=== Directions for this task ===
Skip the pictures and quote all of the lines exactly.

(Structured figure records)
-=-=-

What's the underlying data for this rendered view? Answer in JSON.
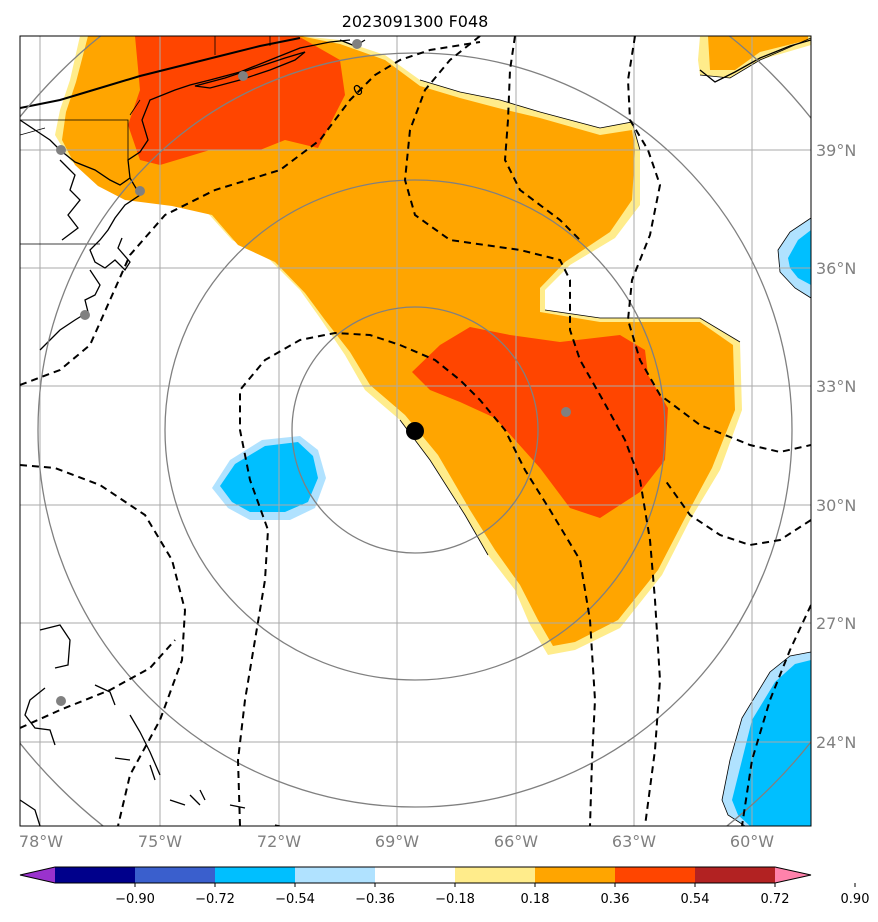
{
  "title": "2023091300 F048",
  "map": {
    "lat_labels": [
      "39°N",
      "36°N",
      "33°N",
      "30°N",
      "27°N",
      "24°N"
    ],
    "lon_labels": [
      "78°W",
      "75°W",
      "72°W",
      "69°W",
      "66°W",
      "63°W",
      "60°W"
    ],
    "contour_label": "0",
    "grid_color": "#aaaaaa",
    "ring_color": "#808080",
    "storm_center_marker": "black-dot",
    "station_marker_color": "#808080"
  },
  "colorbar": {
    "tick_labels": [
      "−0.90",
      "−0.72",
      "−0.54",
      "−0.36",
      "−0.18",
      "0.18",
      "0.36",
      "0.54",
      "0.72",
      "0.90"
    ],
    "colors": [
      "#9a32cd",
      "#00008b",
      "#3a5fcd",
      "#00bfff",
      "#b0e2ff",
      "#ffffff",
      "#ffec8b",
      "#ffa500",
      "#ff4500",
      "#b22222",
      "#ff82ab"
    ],
    "extend": "both"
  }
}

-=-=-

=== Solution below ===
What's the underlying data for this rendered view? Answer in JSON.
{
  "title": "2023091300 F048",
  "map": {
    "lat_labels": [
      "39°N",
      "36°N",
      "33°N",
      "30°N",
      "27°N",
      "24°N"
    ],
    "lon_labels": [
      "78°W",
      "75°W",
      "72°W",
      "69°W",
      "66°W",
      "63°W",
      "60°W"
    ],
    "contour_label": "0",
    "grid_color": "#aaaaaa",
    "ring_color": "#808080",
    "storm_center_marker": "black-dot",
    "station_marker_color": "#808080"
  },
  "colorbar": {
    "tick_labels": [
      "−0.90",
      "−0.72",
      "−0.54",
      "−0.36",
      "−0.18",
      "0.18",
      "0.36",
      "0.54",
      "0.72",
      "0.90"
    ],
    "colors": [
      "#9a32cd",
      "#00008b",
      "#3a5fcd",
      "#00bfff",
      "#b0e2ff",
      "#ffffff",
      "#ffec8b",
      "#ffa500",
      "#ff4500",
      "#b22222",
      "#ff82ab"
    ],
    "extend": "both"
  }
}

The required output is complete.